**Collected data entries:**
------

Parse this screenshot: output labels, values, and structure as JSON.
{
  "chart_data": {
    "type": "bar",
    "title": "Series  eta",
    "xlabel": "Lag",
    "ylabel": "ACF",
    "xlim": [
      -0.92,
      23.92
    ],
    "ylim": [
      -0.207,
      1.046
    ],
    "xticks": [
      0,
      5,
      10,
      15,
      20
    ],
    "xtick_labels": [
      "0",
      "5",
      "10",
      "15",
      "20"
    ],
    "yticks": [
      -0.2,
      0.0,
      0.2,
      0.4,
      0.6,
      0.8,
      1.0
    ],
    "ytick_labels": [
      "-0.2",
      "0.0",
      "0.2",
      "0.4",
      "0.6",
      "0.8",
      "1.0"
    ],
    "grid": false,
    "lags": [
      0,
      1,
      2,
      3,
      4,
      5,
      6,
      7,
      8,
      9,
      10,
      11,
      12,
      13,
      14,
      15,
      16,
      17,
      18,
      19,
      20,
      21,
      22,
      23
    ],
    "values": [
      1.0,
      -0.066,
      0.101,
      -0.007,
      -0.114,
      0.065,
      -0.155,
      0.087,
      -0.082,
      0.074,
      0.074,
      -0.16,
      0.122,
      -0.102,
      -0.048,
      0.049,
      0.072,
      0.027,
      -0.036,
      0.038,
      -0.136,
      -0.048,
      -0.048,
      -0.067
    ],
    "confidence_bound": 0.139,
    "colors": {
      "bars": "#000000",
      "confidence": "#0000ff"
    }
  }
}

------

**Short task:** Every line of the listing that holds "values" should be found and copied.

**The output:**
Parse this screenshot: output labels, values, and structure as JSON.
    "values": [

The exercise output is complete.